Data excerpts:
────

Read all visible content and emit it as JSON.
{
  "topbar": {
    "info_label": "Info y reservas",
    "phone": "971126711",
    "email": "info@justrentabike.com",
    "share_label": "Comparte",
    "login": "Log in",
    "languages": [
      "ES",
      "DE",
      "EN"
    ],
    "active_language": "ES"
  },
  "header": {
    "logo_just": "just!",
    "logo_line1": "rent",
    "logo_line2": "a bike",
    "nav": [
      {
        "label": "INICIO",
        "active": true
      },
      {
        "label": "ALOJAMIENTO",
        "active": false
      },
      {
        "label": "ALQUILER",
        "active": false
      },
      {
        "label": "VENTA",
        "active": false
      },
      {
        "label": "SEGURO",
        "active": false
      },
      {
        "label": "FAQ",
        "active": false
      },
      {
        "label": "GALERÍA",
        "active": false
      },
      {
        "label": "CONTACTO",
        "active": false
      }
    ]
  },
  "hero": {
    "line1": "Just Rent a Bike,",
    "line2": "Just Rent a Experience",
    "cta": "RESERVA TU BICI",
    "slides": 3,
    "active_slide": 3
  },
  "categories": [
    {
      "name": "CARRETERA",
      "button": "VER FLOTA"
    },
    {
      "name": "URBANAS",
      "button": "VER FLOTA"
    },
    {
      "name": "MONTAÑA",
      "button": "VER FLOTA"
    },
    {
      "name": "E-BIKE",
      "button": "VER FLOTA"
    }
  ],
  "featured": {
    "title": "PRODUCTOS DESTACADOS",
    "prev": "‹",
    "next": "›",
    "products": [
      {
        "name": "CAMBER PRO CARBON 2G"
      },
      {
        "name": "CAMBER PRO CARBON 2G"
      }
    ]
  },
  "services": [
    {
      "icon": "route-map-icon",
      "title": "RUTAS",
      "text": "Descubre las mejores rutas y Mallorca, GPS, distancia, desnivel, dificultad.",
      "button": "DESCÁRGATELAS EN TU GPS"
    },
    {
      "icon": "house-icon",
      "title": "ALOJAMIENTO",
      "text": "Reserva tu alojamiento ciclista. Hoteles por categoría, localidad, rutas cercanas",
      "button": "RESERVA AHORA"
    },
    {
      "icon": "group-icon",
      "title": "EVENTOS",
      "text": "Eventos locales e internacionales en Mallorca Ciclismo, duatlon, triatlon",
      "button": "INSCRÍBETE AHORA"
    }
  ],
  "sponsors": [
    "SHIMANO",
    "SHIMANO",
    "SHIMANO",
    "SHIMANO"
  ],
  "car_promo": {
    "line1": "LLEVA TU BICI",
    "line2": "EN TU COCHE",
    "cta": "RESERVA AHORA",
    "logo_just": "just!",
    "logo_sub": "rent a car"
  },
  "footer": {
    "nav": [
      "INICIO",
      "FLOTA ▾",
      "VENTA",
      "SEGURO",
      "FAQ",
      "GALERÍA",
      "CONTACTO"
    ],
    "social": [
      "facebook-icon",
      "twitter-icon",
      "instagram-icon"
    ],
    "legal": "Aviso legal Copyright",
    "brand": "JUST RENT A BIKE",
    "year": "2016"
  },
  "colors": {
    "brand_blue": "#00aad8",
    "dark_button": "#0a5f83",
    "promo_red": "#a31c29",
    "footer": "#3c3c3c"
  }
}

────

### Instructions for the task:
Retype the material in full. Each word must match.

### Worked solution:
Read all visible content and emit it as JSON.
{
  "topbar": {
    "info_label": "Info y reservas",
    "phone": "971126711",
    "email": "info@justrentabike.com",
    "share_label": "Comparte",
    "login": "Log in",
    "languages": [
      "ES",
      "DE",
      "EN"
    ],
    "active_language": "ES"
  },
  "header": {
    "logo_just": "just!",
    "logo_line1": "rent",
    "logo_line2": "a bike",
    "nav": [
      {
        "label": "INICIO",
        "active": true
      },
      {
        "label": "ALOJAMIENTO",
        "active": false
      },
      {
        "label": "ALQUILER",
        "active": false
      },
      {
        "label": "VENTA",
        "active": false
      },
      {
        "label": "SEGURO",
        "active": false
      },
      {
        "label": "FAQ",
        "active": false
      },
      {
        "label": "GALERÍA",
        "active": false
      },
      {
        "label": "CONTACTO",
        "active": false
      }
    ]
  },
  "hero": {
    "line1": "Just Rent a Bike,",
    "line2": "Just Rent a Experience",
    "cta": "RESERVA TU BICI",
    "slides": 3,
    "active_slide": 3
  },
  "categories": [
    {
      "name": "CARRETERA",
      "button": "VER FLOTA"
    },
    {
      "name": "URBANAS",
      "button": "VER FLOTA"
    },
    {
      "name": "MONTAÑA",
      "button": "VER FLOTA"
    },
    {
      "name": "E-BIKE",
      "button": "VER FLOTA"
    }
  ],
  "featured": {
    "title": "PRODUCTOS DESTACADOS",
    "prev": "‹",
    "next": "›",
    "products": [
      {
        "name": "CAMBER PRO CARBON 2G"
      },
      {
        "name": "CAMBER PRO CARBON 2G"
      }
    ]
  },
  "services": [
    {
      "icon": "route-map-icon",
      "title": "RUTAS",
      "text": "Descubre las mejores rutas y Mallorca, GPS, distancia, desnivel, dificultad.",
      "button": "DESCÁRGATELAS EN TU GPS"
    },
    {
      "icon": "house-icon",
      "title": "ALOJAMIENTO",
      "text": "Reserva tu alojamiento ciclista. Hoteles por categoría, localidad, rutas cercanas",
      "button": "RESERVA AHORA"
    },
    {
      "icon": "group-icon",
      "title": "EVENTOS",
      "text": "Eventos locales e internacionales en Mallorca Ciclismo, duatlon, triatlon",
      "button": "INSCRÍBETE AHORA"
    }
  ],
  "sponsors": [
    "SHIMANO",
    "SHIMANO",
    "SHIMANO",
    "SHIMANO"
  ],
  "car_promo": {
    "line1": "LLEVA TU BICI",
    "line2": "EN TU COCHE",
    "cta": "RESERVA AHORA",
    "logo_just": "just!",
    "logo_sub": "rent a car"
  },
  "footer": {
    "nav": [
      "INICIO",
      "FLOTA ▾",
      "VENTA",
      "SEGURO",
      "FAQ",
      "GALERÍA",
      "CONTACTO"
    ],
    "social": [
      "facebook-icon",
      "twitter-icon",
      "instagram-icon"
    ],
    "legal": "Aviso legal Copyright",
    "brand": "JUST RENT A BIKE",
    "year": "2016"
  },
  "colors": {
    "brand_blue": "#00aad8",
    "dark_button": "#0a5f83",
    "promo_red": "#a31c29",
    "footer": "#3c3c3c"
  }
}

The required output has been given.